● **What is needed**
Set down, in full, every record in the block.

═══ Entries shown ═══

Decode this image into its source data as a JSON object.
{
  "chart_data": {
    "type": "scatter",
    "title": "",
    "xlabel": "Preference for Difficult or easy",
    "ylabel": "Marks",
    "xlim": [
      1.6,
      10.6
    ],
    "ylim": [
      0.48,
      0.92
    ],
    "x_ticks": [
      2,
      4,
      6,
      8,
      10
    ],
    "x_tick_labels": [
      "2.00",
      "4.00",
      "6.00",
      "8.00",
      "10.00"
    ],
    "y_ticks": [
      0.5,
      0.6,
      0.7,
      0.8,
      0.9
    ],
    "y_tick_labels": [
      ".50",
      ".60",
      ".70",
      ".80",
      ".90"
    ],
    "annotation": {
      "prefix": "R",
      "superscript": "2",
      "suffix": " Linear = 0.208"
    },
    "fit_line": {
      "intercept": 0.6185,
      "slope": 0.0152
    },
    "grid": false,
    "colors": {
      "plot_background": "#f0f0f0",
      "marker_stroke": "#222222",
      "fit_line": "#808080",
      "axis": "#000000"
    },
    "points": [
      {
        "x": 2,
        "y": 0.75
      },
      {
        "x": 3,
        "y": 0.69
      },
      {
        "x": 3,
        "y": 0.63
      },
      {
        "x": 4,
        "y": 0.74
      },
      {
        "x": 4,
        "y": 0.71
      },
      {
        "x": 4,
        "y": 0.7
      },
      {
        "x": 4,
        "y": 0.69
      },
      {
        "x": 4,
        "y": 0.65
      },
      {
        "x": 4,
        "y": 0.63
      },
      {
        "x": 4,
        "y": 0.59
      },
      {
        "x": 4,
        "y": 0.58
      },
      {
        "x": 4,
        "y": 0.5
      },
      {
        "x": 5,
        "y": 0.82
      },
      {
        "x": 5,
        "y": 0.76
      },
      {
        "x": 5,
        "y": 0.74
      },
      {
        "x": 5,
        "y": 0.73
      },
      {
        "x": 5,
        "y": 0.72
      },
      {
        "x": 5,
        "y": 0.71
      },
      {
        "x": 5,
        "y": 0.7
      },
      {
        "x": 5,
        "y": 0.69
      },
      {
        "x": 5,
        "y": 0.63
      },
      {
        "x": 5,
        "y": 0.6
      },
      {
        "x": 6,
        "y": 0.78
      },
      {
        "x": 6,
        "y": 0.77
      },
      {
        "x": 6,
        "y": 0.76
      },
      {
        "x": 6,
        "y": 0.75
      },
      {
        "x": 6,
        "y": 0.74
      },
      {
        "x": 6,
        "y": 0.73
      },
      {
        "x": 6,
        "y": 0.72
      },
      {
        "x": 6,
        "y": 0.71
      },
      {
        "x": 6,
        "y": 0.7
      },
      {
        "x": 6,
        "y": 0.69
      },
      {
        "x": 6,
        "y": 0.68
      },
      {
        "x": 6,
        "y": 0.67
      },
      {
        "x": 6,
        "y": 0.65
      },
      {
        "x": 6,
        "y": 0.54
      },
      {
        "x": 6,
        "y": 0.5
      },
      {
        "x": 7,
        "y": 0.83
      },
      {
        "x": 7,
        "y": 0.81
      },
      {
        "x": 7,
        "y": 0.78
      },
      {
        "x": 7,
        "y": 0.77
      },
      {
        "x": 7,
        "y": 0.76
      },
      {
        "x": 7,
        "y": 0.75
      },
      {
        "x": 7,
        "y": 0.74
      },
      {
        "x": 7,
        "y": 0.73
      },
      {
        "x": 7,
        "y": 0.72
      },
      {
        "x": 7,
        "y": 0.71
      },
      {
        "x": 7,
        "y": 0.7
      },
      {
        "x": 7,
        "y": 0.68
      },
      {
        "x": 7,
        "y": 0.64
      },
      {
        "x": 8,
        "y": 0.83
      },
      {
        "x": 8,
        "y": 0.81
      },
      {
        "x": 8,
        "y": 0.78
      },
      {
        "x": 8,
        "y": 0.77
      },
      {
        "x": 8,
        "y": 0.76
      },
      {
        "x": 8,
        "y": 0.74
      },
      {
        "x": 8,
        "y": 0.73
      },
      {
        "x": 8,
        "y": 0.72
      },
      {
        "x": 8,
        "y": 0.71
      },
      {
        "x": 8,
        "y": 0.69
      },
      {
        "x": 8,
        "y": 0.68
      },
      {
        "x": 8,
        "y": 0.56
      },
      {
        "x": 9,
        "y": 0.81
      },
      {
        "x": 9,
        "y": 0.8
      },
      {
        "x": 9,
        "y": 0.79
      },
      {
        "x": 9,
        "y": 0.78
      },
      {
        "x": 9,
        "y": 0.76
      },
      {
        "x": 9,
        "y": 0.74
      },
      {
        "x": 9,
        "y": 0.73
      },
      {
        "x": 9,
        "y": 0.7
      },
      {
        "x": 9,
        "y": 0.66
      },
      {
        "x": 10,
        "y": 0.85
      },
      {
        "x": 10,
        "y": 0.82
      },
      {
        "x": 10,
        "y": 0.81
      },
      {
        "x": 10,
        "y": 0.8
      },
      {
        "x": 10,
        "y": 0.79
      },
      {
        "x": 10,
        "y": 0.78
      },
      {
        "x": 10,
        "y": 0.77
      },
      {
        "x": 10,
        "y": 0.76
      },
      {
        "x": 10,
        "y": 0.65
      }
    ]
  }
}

═══

● **Solution to the exercise**
Decode this image into its source data as a JSON object.
{
  "chart_data": {
    "type": "scatter",
    "title": "",
    "xlabel": "Preference for Difficult or easy",
    "ylabel": "Marks",
    "xlim": [
      1.6,
      10.6
    ],
    "ylim": [
      0.48,
      0.92
    ],
    "x_ticks": [
      2,
      4,
      6,
      8,
      10
    ],
    "x_tick_labels": [
      "2.00",
      "4.00",
      "6.00",
      "8.00",
      "10.00"
    ],
    "y_ticks": [
      0.5,
      0.6,
      0.7,
      0.8,
      0.9
    ],
    "y_tick_labels": [
      ".50",
      ".60",
      ".70",
      ".80",
      ".90"
    ],
    "annotation": {
      "prefix": "R",
      "superscript": "2",
      "suffix": " Linear = 0.208"
    },
    "fit_line": {
      "intercept": 0.6185,
      "slope": 0.0152
    },
    "grid": false,
    "colors": {
      "plot_background": "#f0f0f0",
      "marker_stroke": "#222222",
      "fit_line": "#808080",
      "axis": "#000000"
    },
    "points": [
      {
        "x": 2,
        "y": 0.75
      },
      {
        "x": 3,
        "y": 0.69
      },
      {
        "x": 3,
        "y": 0.63
      },
      {
        "x": 4,
        "y": 0.74
      },
      {
        "x": 4,
        "y": 0.71
      },
      {
        "x": 4,
        "y": 0.7
      },
      {
        "x": 4,
        "y": 0.69
      },
      {
        "x": 4,
        "y": 0.65
      },
      {
        "x": 4,
        "y": 0.63
      },
      {
        "x": 4,
        "y": 0.59
      },
      {
        "x": 4,
        "y": 0.58
      },
      {
        "x": 4,
        "y": 0.5
      },
      {
        "x": 5,
        "y": 0.82
      },
      {
        "x": 5,
        "y": 0.76
      },
      {
        "x": 5,
        "y": 0.74
      },
      {
        "x": 5,
        "y": 0.73
      },
      {
        "x": 5,
        "y": 0.72
      },
      {
        "x": 5,
        "y": 0.71
      },
      {
        "x": 5,
        "y": 0.7
      },
      {
        "x": 5,
        "y": 0.69
      },
      {
        "x": 5,
        "y": 0.63
      },
      {
        "x": 5,
        "y": 0.6
      },
      {
        "x": 6,
        "y": 0.78
      },
      {
        "x": 6,
        "y": 0.77
      },
      {
        "x": 6,
        "y": 0.76
      },
      {
        "x": 6,
        "y": 0.75
      },
      {
        "x": 6,
        "y": 0.74
      },
      {
        "x": 6,
        "y": 0.73
      },
      {
        "x": 6,
        "y": 0.72
      },
      {
        "x": 6,
        "y": 0.71
      },
      {
        "x": 6,
        "y": 0.7
      },
      {
        "x": 6,
        "y": 0.69
      },
      {
        "x": 6,
        "y": 0.68
      },
      {
        "x": 6,
        "y": 0.67
      },
      {
        "x": 6,
        "y": 0.65
      },
      {
        "x": 6,
        "y": 0.54
      },
      {
        "x": 6,
        "y": 0.5
      },
      {
        "x": 7,
        "y": 0.83
      },
      {
        "x": 7,
        "y": 0.81
      },
      {
        "x": 7,
        "y": 0.78
      },
      {
        "x": 7,
        "y": 0.77
      },
      {
        "x": 7,
        "y": 0.76
      },
      {
        "x": 7,
        "y": 0.75
      },
      {
        "x": 7,
        "y": 0.74
      },
      {
        "x": 7,
        "y": 0.73
      },
      {
        "x": 7,
        "y": 0.72
      },
      {
        "x": 7,
        "y": 0.71
      },
      {
        "x": 7,
        "y": 0.7
      },
      {
        "x": 7,
        "y": 0.68
      },
      {
        "x": 7,
        "y": 0.64
      },
      {
        "x": 8,
        "y": 0.83
      },
      {
        "x": 8,
        "y": 0.81
      },
      {
        "x": 8,
        "y": 0.78
      },
      {
        "x": 8,
        "y": 0.77
      },
      {
        "x": 8,
        "y": 0.76
      },
      {
        "x": 8,
        "y": 0.74
      },
      {
        "x": 8,
        "y": 0.73
      },
      {
        "x": 8,
        "y": 0.72
      },
      {
        "x": 8,
        "y": 0.71
      },
      {
        "x": 8,
        "y": 0.69
      },
      {
        "x": 8,
        "y": 0.68
      },
      {
        "x": 8,
        "y": 0.56
      },
      {
        "x": 9,
        "y": 0.81
      },
      {
        "x": 9,
        "y": 0.8
      },
      {
        "x": 9,
        "y": 0.79
      },
      {
        "x": 9,
        "y": 0.78
      },
      {
        "x": 9,
        "y": 0.76
      },
      {
        "x": 9,
        "y": 0.74
      },
      {
        "x": 9,
        "y": 0.73
      },
      {
        "x": 9,
        "y": 0.7
      },
      {
        "x": 9,
        "y": 0.66
      },
      {
        "x": 10,
        "y": 0.85
      },
      {
        "x": 10,
        "y": 0.82
      },
      {
        "x": 10,
        "y": 0.81
      },
      {
        "x": 10,
        "y": 0.8
      },
      {
        "x": 10,
        "y": 0.79
      },
      {
        "x": 10,
        "y": 0.78
      },
      {
        "x": 10,
        "y": 0.77
      },
      {
        "x": 10,
        "y": 0.76
      },
      {
        "x": 10,
        "y": 0.65
      }
    ]
  }
}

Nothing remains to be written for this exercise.